**Exercise description:**
Count the lines below that contain "兴安岭生态银行". Give only the number.

Stored entries:

━━━━━━━━━━━━━━━━

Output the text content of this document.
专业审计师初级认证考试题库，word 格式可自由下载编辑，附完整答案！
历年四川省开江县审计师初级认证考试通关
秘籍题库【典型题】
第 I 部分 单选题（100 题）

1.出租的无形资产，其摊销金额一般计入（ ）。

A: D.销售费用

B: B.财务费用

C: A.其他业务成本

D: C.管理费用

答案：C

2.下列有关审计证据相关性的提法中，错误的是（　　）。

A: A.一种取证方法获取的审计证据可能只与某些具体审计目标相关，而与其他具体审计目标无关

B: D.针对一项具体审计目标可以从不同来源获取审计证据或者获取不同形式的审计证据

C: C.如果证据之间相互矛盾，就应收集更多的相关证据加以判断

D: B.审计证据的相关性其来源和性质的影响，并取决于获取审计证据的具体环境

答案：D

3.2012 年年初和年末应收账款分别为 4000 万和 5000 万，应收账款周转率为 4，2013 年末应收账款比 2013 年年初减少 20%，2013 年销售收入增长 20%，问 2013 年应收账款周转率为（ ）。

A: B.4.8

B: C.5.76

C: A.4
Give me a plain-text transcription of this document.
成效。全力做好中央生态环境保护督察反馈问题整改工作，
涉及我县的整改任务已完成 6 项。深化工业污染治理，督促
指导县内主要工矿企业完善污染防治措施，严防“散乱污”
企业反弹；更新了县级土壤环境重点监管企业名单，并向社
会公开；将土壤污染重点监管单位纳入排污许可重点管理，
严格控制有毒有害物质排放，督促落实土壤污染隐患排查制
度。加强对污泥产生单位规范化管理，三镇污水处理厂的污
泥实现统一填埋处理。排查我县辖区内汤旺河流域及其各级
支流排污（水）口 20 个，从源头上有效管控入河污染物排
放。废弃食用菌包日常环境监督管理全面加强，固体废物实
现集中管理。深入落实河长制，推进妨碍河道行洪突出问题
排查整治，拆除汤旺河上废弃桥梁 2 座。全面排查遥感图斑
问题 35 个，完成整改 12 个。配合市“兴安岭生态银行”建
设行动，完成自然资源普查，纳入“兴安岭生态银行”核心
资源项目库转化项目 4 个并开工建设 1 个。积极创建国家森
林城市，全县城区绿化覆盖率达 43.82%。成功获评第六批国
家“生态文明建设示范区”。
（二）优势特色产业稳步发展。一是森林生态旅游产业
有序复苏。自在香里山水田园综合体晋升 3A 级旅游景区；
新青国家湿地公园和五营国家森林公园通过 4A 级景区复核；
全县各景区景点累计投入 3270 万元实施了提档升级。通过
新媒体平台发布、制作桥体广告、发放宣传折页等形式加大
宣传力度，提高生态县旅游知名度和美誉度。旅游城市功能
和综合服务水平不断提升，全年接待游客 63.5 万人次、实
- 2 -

━━━━━━━━━━━━━━━━

**Task answer:**
2